:: Goal ::
Below are the records; locate each line with the word "представлять" and copy it.

:: Dataset records ::
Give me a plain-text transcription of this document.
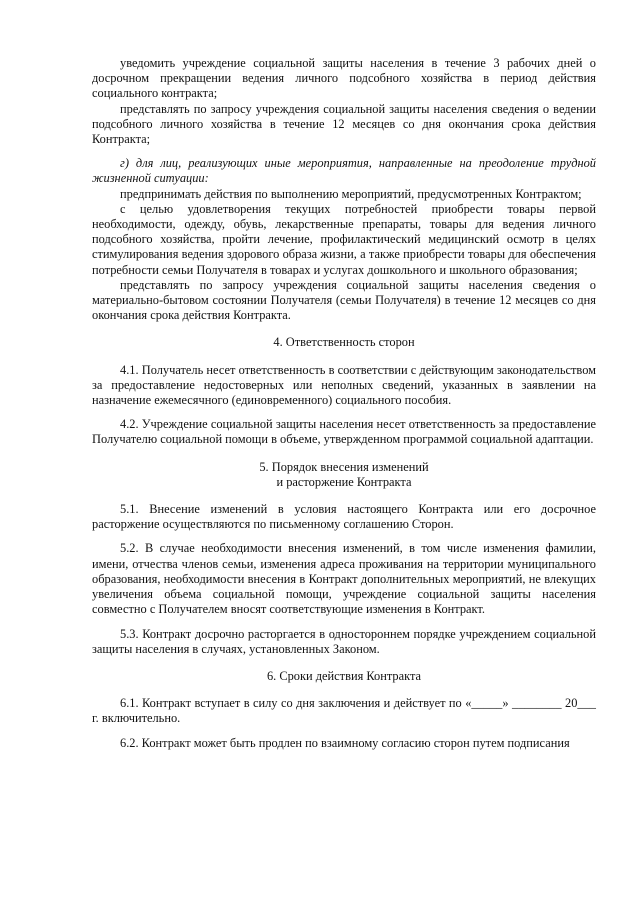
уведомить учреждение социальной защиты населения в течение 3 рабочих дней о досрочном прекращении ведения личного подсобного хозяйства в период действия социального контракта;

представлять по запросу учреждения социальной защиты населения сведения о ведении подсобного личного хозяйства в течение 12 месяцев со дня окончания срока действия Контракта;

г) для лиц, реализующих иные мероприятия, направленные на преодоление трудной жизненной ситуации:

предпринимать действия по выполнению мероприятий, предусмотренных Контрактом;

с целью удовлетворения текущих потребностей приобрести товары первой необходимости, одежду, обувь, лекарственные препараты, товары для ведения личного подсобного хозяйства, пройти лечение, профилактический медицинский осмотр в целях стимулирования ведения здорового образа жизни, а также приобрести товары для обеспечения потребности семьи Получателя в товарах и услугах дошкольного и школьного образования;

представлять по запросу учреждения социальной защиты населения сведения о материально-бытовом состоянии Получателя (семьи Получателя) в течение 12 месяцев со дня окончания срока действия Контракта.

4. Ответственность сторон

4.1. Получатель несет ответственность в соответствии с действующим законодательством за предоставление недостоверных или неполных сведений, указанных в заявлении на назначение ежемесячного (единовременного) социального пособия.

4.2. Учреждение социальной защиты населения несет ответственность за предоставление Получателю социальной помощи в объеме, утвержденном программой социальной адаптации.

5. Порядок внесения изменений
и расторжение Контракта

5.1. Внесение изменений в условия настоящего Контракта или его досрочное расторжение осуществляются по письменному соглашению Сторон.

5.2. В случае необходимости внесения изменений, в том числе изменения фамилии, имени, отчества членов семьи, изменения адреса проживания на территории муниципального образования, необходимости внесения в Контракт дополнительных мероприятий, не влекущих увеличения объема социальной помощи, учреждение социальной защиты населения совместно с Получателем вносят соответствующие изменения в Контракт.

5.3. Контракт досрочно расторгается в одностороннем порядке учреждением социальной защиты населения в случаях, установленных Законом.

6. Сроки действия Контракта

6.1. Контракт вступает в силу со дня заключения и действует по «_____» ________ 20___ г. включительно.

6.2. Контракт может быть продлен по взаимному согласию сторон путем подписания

...

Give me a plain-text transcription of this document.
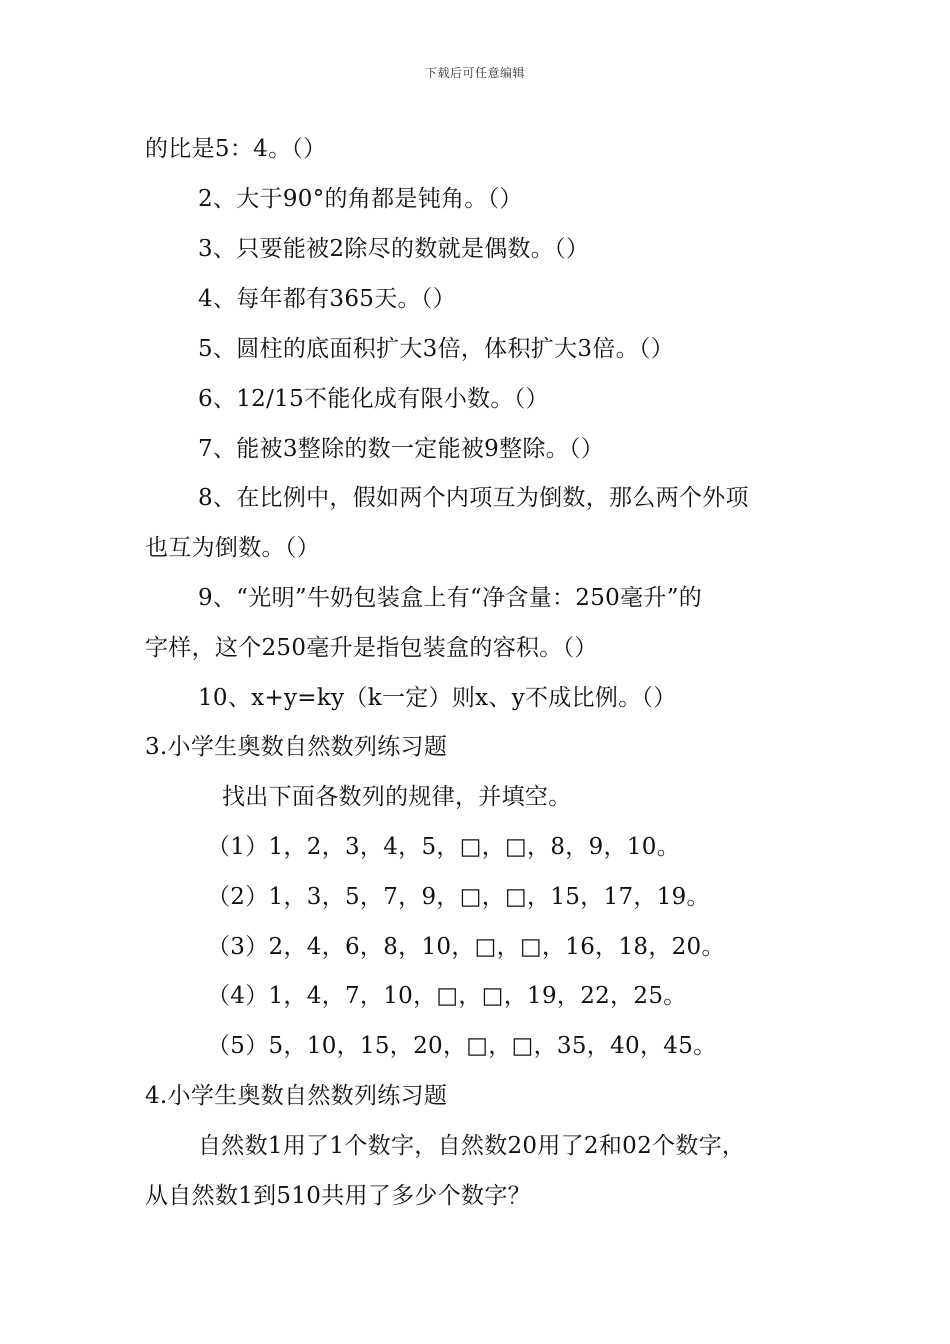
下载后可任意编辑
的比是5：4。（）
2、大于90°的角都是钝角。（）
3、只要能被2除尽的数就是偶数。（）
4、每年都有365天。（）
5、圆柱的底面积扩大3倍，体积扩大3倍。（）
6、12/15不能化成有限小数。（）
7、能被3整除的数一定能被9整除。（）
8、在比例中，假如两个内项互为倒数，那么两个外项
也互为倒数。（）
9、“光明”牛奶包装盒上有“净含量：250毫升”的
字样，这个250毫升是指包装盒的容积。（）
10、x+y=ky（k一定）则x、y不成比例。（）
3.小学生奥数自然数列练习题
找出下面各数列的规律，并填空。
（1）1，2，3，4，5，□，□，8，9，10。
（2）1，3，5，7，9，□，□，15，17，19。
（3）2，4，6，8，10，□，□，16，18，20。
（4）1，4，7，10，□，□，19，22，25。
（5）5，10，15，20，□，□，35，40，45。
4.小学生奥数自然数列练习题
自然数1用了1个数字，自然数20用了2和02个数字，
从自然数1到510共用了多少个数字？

:: Completed exercise ::
представлять по запросу учреждения социальной защиты населения сведения о ведении подсобного личного хозяйства в течение 12 месяцев со дня окончания срока действия Контракта;
представлять по запросу учреждения социальной защиты населения сведения о материально-бытовом состоянии Получателя (семьи Получателя) в течение 12 месяцев со дня окончания срока действия Контракта.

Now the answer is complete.